From the listing below, extract every line in which the word "title" appears.

#### Material supplied ####

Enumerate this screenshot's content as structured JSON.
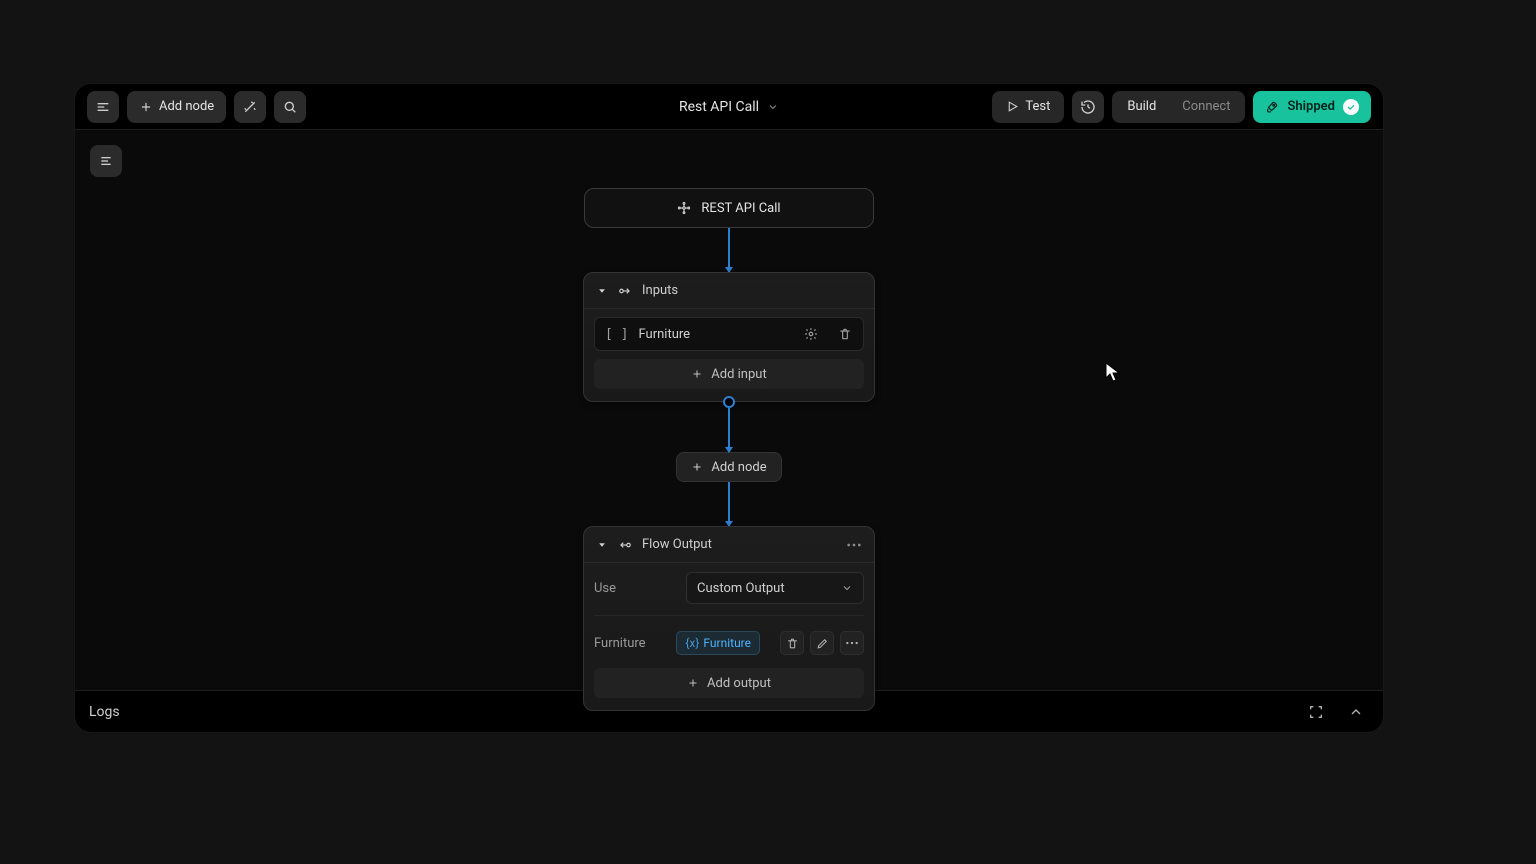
{
  "header": {
    "add_node": "Add node",
    "title": "Rest API Call",
    "test": "Test",
    "tabs": {
      "build": "Build",
      "connect": "Connect"
    },
    "shipped": "Shipped"
  },
  "trigger": {
    "label": "REST API Call"
  },
  "inputs_node": {
    "title": "Inputs",
    "items": [
      {
        "name": "Furniture"
      }
    ],
    "add_label": "Add input"
  },
  "inline_add": "Add node",
  "output_node": {
    "title": "Flow Output",
    "use_label": "Use",
    "use_value": "Custom Output",
    "rows": [
      {
        "label": "Furniture",
        "chip": "Furniture"
      }
    ],
    "add_label": "Add output"
  },
  "logs": {
    "label": "Logs"
  }
}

####

**Output for this task:**
    "title": "Rest API Call",
    "title": "Inputs",
    "title": "Flow Output",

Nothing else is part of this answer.